Data:
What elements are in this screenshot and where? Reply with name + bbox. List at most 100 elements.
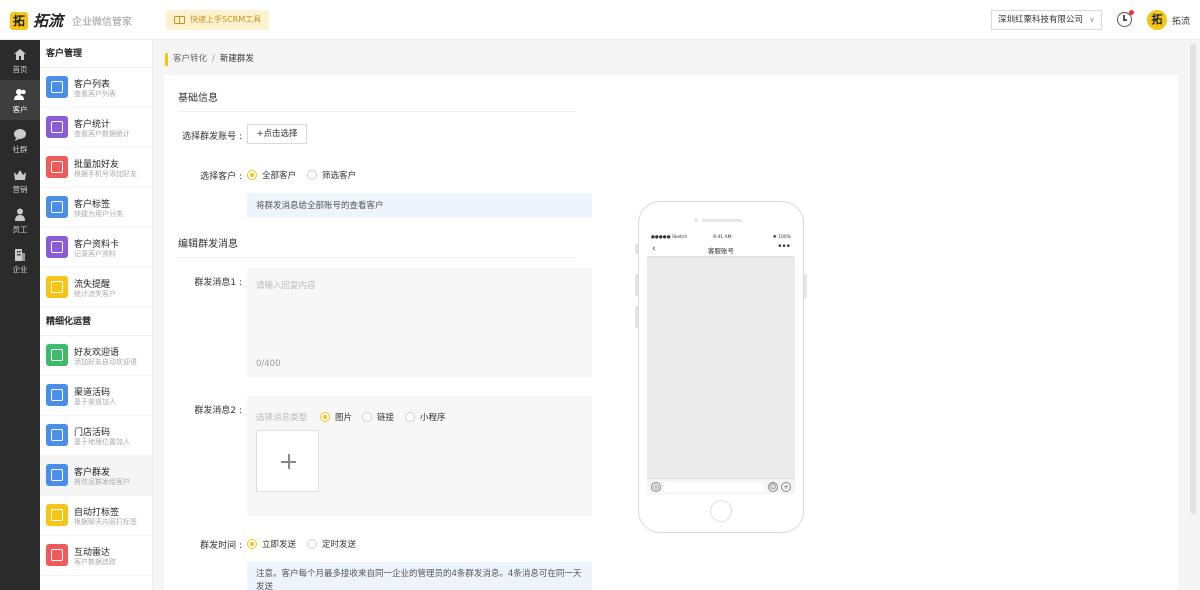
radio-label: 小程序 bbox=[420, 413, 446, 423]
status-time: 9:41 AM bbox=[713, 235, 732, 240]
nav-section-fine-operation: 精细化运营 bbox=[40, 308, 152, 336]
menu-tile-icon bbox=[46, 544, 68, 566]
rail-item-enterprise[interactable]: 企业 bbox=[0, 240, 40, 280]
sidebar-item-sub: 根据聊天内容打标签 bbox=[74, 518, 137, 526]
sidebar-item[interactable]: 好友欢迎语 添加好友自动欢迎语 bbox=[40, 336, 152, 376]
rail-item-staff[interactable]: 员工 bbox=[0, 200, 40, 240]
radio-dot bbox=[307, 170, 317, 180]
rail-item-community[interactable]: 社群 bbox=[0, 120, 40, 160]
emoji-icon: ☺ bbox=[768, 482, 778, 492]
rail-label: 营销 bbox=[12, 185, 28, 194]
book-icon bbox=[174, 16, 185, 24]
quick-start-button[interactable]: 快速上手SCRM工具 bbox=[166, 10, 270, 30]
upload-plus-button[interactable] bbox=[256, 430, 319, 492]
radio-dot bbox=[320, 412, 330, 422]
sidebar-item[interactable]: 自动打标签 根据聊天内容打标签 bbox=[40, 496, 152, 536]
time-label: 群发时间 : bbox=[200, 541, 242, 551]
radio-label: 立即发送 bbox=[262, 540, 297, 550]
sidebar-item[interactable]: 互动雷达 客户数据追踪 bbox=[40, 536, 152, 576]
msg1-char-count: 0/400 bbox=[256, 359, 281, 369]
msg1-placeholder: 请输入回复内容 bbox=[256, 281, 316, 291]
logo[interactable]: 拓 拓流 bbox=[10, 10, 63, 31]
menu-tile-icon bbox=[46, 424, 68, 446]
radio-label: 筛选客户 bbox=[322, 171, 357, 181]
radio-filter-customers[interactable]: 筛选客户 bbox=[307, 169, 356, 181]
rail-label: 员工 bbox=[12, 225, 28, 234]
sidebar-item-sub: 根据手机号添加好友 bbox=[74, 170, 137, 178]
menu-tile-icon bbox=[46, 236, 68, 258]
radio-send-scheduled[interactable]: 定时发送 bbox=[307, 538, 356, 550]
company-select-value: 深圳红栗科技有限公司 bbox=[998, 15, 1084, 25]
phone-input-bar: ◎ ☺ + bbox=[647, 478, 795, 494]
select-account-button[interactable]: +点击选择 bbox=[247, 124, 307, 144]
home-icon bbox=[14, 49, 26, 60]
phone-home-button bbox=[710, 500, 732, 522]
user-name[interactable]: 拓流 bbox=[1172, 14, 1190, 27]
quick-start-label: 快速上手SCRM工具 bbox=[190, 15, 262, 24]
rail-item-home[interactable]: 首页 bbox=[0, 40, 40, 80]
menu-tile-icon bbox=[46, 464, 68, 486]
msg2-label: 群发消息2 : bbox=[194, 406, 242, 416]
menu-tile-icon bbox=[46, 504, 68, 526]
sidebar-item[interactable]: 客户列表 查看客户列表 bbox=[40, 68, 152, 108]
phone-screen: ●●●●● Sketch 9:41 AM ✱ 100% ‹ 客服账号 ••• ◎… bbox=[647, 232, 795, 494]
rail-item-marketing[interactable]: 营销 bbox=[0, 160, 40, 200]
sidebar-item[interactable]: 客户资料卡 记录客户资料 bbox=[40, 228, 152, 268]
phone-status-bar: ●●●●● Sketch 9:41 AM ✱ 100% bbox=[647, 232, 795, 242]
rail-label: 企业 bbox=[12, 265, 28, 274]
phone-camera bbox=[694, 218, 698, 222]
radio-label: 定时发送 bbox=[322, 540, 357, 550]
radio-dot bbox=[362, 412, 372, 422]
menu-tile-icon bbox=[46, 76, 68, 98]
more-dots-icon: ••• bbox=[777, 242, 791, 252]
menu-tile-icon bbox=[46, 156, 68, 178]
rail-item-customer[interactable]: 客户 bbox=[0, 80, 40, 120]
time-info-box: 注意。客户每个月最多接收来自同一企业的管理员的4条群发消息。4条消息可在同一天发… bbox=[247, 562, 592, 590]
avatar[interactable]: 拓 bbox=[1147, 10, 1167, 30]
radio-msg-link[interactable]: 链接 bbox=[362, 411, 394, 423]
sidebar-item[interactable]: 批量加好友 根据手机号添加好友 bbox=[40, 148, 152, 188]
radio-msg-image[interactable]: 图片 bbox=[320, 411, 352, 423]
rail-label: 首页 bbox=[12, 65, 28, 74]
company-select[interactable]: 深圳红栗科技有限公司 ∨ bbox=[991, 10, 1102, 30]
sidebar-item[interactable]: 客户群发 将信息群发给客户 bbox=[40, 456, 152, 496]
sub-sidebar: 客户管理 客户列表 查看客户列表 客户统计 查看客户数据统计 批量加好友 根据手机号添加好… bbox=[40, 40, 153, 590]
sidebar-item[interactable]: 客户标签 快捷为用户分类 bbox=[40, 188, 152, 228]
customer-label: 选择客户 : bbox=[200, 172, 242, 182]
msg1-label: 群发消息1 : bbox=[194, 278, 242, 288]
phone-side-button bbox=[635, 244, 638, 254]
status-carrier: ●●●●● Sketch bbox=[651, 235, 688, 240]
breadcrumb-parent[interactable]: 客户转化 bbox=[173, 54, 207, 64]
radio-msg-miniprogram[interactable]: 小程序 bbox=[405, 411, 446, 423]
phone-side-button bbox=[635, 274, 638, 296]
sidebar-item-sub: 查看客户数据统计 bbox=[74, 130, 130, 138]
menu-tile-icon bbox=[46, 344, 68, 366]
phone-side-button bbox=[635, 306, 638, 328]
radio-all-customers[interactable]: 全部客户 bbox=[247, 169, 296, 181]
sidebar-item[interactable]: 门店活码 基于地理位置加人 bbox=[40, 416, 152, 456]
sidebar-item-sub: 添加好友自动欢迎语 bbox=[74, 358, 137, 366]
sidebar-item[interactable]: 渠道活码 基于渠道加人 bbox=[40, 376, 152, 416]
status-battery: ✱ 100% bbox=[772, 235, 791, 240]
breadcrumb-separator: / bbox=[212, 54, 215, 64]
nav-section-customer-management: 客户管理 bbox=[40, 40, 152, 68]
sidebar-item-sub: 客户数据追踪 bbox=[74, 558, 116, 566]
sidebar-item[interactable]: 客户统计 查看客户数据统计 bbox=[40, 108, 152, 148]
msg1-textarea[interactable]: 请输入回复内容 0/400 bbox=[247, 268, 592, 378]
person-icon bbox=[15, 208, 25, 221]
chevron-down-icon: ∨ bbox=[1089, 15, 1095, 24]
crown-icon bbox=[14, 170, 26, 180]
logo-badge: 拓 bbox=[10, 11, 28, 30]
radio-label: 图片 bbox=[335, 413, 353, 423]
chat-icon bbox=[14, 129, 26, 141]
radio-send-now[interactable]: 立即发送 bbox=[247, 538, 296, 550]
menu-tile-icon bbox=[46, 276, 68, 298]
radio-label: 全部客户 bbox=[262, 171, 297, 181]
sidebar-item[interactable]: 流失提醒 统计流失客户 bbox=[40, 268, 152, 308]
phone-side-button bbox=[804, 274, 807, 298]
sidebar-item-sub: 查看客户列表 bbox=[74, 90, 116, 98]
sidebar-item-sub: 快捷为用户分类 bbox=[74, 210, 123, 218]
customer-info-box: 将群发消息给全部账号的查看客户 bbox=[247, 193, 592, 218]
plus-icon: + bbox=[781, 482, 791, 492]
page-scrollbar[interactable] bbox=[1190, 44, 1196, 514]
...
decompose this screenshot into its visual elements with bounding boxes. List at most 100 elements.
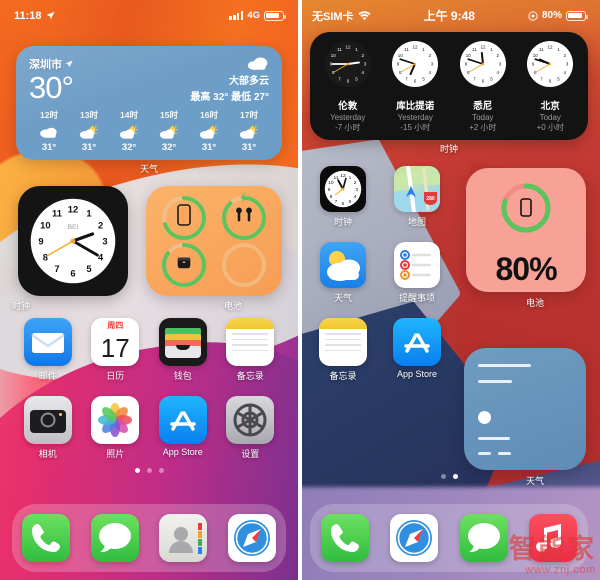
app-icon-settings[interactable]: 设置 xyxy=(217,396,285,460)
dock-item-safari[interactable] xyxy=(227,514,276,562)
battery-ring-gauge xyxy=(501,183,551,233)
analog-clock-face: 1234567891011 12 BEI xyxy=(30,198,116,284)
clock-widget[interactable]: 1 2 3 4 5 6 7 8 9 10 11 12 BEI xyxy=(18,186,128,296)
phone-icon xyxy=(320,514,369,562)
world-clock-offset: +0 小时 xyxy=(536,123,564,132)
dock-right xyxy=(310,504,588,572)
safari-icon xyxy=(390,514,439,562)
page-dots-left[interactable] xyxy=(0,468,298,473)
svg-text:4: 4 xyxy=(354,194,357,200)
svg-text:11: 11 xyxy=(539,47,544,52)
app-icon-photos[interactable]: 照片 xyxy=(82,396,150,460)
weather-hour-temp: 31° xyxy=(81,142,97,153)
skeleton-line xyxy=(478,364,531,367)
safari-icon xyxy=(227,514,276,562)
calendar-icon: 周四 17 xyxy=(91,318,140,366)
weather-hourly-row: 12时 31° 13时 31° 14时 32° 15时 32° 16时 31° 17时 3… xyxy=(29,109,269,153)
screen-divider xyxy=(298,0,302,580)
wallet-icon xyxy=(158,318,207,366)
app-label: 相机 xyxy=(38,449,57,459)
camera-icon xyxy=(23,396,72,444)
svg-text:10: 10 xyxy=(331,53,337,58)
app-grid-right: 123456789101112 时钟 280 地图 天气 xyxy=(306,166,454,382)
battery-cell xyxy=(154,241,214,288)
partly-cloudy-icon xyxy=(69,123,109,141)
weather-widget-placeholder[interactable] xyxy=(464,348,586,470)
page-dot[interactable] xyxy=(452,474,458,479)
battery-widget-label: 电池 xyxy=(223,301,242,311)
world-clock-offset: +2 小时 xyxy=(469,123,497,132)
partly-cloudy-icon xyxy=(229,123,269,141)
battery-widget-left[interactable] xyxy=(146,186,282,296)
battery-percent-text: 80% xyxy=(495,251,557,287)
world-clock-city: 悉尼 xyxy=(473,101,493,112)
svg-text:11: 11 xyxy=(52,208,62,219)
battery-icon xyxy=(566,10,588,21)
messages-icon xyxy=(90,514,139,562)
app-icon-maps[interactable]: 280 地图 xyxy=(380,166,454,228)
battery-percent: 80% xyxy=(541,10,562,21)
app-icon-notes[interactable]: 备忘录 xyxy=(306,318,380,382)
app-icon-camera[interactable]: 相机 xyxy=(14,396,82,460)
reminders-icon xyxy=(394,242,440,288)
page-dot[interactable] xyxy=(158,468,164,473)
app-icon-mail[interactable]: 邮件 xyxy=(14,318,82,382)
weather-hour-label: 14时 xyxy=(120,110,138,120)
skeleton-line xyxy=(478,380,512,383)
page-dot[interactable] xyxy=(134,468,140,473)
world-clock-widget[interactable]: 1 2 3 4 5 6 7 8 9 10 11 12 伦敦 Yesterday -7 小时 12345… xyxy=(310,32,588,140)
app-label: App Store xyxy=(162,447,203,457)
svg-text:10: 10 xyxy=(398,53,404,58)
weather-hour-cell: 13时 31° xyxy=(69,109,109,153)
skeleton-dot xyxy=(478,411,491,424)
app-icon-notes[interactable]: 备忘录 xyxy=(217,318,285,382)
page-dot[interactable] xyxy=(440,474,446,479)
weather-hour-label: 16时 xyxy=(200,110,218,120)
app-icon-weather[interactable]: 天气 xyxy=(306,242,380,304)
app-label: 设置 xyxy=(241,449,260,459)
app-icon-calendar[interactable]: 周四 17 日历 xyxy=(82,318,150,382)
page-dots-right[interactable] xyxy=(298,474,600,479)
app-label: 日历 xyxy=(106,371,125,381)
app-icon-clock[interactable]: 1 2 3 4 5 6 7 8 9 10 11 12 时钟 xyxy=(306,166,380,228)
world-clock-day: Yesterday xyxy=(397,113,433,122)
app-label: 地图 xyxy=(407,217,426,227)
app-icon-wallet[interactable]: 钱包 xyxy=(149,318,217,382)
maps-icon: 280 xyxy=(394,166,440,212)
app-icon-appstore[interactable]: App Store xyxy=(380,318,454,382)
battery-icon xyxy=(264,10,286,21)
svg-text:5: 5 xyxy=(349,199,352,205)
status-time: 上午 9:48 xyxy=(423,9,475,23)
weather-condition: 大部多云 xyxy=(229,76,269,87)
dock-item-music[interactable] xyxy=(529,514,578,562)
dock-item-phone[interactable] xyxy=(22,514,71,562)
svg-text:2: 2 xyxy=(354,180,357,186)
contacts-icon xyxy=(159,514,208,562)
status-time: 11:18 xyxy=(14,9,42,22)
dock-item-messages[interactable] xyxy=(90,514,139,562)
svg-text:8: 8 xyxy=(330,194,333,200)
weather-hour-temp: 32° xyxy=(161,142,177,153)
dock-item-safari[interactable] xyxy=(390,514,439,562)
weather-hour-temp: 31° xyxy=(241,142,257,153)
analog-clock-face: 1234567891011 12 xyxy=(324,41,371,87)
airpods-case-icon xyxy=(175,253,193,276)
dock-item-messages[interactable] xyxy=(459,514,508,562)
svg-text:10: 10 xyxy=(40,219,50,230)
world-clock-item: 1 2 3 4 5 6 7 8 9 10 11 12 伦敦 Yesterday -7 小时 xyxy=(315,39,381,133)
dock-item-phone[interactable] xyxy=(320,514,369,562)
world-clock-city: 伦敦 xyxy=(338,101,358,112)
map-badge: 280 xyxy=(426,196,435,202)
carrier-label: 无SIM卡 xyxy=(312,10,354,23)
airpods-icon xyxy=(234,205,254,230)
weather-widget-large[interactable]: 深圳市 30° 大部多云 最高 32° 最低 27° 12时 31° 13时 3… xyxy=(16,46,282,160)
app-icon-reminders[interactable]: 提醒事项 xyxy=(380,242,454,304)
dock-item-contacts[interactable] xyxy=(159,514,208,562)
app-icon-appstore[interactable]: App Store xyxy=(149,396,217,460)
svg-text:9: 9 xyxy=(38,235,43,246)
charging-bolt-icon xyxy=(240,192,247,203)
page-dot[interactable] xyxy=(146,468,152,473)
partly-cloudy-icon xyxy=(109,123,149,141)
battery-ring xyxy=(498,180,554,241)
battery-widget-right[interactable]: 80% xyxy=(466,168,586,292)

Do this: Copy out the lines of the material from the line containing "app-icon-settings[interactable]: 设置 xyxy=(217,396,285,460)" through the line containing "battery-percent-text: 80% xyxy=(495,251,557,287)", both included, with no changes.

Reply:
app-icon-settings[interactable]: 设置 xyxy=(217,396,285,460)
dock-item-safari[interactable] xyxy=(227,514,276,562)
battery-ring-gauge xyxy=(501,183,551,233)
analog-clock-face: 1234567891011 12 BEI xyxy=(30,198,116,284)
clock-widget[interactable]: 1 2 3 4 5 6 7 8 9 10 11 12 BEI xyxy=(18,186,128,296)
phone-icon xyxy=(320,514,369,562)
world-clock-offset: +0 小时 xyxy=(536,123,564,132)
dock-right xyxy=(310,504,588,572)
safari-icon xyxy=(390,514,439,562)
page-dots-left[interactable] xyxy=(0,468,298,473)
svg-text:4: 4 xyxy=(354,194,357,200)
svg-text:11: 11 xyxy=(539,47,544,52)
app-icon-photos[interactable]: 照片 xyxy=(82,396,150,460)
weather-hour-temp: 31° xyxy=(81,142,97,153)
skeleton-line xyxy=(478,364,531,367)
safari-icon xyxy=(227,514,276,562)
calendar-icon: 周四 17 xyxy=(91,318,140,366)
weather-hourly-row: 12时 31° 13时 31° 14时 32° 15时 32° 16时 31° 17时 3… xyxy=(29,109,269,153)
screen-divider xyxy=(298,0,302,580)
wallet-icon xyxy=(158,318,207,366)
app-label: 相机 xyxy=(38,449,57,459)
camera-icon xyxy=(23,396,72,444)
svg-text:10: 10 xyxy=(331,53,337,58)
app-grid-right: 123456789101112 时钟 280 地图 天气 xyxy=(306,166,454,382)
battery-cell xyxy=(154,241,214,288)
partly-cloudy-icon xyxy=(69,123,109,141)
weather-widget-placeholder[interactable] xyxy=(464,348,586,470)
page-dot[interactable] xyxy=(452,474,458,479)
battery-widget-label: 电池 xyxy=(223,301,242,311)
world-clock-offset: +2 小时 xyxy=(469,123,497,132)
partly-cloudy-icon xyxy=(229,123,269,141)
battery-widget-left[interactable] xyxy=(146,186,282,296)
battery-percent-text: 80% xyxy=(495,251,557,287)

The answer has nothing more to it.